_EXERCISE DIRECTIONS_:
Identify the lines in the data below that contain "source" and give only how many there are.

------------

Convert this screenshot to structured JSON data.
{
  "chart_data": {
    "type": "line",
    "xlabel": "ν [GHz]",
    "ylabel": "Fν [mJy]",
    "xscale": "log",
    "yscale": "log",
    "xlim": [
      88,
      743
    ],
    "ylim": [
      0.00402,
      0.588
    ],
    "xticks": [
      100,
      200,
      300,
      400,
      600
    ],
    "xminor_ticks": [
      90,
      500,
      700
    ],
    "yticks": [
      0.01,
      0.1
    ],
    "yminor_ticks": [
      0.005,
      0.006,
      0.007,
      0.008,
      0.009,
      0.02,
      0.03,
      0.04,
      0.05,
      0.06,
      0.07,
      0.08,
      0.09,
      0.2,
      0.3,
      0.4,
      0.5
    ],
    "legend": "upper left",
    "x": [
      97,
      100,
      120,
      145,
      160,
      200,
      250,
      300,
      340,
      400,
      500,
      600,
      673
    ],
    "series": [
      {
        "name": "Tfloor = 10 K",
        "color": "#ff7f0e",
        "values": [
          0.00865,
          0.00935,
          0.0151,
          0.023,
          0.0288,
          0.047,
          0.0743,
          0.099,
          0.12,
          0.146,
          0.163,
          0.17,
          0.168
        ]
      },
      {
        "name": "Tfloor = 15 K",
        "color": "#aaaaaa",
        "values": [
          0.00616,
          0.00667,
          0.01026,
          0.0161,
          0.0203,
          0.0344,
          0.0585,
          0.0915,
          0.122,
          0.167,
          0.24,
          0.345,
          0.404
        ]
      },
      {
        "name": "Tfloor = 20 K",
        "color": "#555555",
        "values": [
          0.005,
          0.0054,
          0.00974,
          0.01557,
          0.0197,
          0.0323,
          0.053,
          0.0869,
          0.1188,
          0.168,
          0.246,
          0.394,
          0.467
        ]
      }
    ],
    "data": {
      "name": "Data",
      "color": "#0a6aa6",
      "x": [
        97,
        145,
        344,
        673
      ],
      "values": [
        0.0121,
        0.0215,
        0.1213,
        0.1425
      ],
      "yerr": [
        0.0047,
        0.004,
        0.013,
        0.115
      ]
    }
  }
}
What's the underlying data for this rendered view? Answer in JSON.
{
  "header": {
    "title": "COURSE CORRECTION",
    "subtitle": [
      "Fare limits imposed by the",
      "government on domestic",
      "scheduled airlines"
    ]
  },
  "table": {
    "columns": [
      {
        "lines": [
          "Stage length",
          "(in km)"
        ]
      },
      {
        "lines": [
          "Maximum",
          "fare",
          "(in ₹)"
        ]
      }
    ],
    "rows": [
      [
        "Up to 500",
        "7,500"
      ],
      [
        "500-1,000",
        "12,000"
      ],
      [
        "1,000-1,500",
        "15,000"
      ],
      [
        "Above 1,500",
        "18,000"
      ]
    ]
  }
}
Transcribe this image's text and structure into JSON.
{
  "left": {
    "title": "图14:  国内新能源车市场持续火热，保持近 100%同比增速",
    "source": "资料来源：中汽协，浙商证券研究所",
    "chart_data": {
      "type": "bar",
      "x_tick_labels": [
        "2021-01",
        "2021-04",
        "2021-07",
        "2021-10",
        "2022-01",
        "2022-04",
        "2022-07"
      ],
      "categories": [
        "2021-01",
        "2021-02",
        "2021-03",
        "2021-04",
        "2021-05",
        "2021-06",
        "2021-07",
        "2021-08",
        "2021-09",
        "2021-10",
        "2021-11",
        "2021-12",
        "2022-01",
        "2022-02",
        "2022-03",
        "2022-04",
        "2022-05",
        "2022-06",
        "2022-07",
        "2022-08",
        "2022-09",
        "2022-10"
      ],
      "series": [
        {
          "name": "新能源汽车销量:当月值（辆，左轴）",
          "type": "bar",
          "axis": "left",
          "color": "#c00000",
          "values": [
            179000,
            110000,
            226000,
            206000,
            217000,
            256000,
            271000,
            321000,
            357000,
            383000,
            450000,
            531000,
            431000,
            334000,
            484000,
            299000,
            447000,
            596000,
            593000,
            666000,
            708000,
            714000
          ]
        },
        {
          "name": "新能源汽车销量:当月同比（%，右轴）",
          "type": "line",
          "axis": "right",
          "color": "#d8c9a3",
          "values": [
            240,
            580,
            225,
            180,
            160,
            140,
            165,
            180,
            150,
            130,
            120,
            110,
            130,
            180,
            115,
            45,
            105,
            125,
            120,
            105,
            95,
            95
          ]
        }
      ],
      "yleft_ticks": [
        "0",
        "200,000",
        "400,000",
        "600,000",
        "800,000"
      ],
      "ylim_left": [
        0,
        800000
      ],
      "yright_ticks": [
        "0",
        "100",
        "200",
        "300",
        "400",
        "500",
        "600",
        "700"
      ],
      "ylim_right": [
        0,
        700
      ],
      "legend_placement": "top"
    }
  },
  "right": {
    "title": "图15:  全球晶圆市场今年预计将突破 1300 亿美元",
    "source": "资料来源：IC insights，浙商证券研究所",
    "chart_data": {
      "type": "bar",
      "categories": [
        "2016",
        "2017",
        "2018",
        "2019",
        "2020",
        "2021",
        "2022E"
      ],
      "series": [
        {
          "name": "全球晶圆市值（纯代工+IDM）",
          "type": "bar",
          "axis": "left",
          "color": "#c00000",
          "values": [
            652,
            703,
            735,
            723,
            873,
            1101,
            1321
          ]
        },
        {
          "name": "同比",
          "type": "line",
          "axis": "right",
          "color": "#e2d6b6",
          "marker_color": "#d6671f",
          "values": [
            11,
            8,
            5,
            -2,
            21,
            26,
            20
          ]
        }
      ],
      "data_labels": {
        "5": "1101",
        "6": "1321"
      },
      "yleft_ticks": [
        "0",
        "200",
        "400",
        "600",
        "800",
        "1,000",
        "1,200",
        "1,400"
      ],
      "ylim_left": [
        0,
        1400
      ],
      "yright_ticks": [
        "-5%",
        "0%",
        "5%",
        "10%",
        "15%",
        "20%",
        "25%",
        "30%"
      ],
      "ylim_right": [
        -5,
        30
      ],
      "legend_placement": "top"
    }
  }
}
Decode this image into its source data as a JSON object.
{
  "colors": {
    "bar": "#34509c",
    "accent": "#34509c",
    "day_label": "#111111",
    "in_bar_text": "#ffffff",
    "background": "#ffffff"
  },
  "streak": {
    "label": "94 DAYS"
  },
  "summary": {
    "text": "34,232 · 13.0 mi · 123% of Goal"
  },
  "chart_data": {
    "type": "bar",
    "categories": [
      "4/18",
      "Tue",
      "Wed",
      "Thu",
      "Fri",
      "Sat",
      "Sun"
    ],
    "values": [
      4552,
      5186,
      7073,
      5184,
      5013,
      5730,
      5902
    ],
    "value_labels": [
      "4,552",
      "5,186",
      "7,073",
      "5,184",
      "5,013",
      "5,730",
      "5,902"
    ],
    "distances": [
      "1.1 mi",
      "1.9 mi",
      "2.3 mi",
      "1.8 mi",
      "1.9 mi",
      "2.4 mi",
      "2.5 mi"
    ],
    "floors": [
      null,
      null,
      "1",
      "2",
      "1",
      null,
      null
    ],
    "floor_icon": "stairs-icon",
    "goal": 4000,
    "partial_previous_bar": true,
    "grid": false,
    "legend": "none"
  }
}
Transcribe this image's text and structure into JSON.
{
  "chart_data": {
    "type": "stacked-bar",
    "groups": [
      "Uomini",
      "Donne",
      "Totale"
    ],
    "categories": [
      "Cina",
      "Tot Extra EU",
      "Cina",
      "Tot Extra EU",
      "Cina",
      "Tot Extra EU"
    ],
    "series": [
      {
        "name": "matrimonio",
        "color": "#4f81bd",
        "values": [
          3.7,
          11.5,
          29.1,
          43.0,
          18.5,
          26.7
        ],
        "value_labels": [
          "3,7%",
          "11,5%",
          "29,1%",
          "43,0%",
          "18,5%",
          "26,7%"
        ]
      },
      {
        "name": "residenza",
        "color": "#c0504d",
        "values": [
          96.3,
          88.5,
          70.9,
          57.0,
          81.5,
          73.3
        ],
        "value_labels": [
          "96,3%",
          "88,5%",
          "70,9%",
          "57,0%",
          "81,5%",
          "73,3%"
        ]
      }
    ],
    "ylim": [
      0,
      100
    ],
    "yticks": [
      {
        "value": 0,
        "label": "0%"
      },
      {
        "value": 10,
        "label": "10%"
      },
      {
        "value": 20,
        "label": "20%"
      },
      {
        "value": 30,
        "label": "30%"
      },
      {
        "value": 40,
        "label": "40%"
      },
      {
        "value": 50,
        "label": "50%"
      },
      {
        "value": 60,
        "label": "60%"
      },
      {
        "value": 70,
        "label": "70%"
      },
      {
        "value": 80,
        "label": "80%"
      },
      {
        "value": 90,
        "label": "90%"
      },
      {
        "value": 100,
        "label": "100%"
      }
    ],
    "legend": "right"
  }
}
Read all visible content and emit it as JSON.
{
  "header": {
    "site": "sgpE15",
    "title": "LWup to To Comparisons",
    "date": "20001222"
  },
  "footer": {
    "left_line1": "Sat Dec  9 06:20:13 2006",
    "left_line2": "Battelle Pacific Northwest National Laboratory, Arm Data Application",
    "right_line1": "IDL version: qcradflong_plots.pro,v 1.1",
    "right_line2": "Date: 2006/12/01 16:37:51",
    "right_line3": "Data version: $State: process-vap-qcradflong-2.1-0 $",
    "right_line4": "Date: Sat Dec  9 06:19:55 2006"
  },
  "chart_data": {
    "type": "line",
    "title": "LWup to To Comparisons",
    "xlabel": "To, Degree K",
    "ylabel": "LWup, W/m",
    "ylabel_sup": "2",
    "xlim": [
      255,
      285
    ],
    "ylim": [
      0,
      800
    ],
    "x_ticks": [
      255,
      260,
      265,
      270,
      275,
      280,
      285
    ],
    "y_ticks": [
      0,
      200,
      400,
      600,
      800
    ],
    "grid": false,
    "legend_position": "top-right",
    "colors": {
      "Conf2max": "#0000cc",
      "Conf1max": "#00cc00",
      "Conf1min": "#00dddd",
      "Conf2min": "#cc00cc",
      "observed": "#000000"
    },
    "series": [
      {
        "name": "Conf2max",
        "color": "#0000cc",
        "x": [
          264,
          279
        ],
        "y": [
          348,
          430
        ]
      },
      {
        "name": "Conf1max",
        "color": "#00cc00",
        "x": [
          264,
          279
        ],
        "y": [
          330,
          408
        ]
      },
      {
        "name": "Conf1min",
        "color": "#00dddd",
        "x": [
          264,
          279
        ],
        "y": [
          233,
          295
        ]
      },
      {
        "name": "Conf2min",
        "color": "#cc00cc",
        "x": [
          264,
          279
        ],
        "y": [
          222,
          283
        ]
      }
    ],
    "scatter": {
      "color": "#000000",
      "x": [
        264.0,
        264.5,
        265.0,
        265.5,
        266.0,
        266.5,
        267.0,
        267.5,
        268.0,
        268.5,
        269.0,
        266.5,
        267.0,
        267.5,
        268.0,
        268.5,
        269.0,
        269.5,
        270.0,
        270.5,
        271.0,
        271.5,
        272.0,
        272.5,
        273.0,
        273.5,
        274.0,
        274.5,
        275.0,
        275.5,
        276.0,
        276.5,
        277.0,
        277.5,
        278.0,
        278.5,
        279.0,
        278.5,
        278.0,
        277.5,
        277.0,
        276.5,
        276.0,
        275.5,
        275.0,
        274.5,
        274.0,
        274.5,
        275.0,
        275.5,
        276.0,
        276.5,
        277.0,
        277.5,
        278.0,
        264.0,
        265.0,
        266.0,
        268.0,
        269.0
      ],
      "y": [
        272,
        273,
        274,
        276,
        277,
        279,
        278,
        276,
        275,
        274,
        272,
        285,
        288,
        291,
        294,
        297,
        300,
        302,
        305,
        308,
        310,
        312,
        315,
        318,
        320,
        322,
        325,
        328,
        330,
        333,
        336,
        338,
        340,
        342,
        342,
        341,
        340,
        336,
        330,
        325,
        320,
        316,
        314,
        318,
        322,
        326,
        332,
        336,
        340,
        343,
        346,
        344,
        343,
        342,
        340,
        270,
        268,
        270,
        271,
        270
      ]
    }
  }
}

------------

_SOLUTION FOR THIS TASK_:
3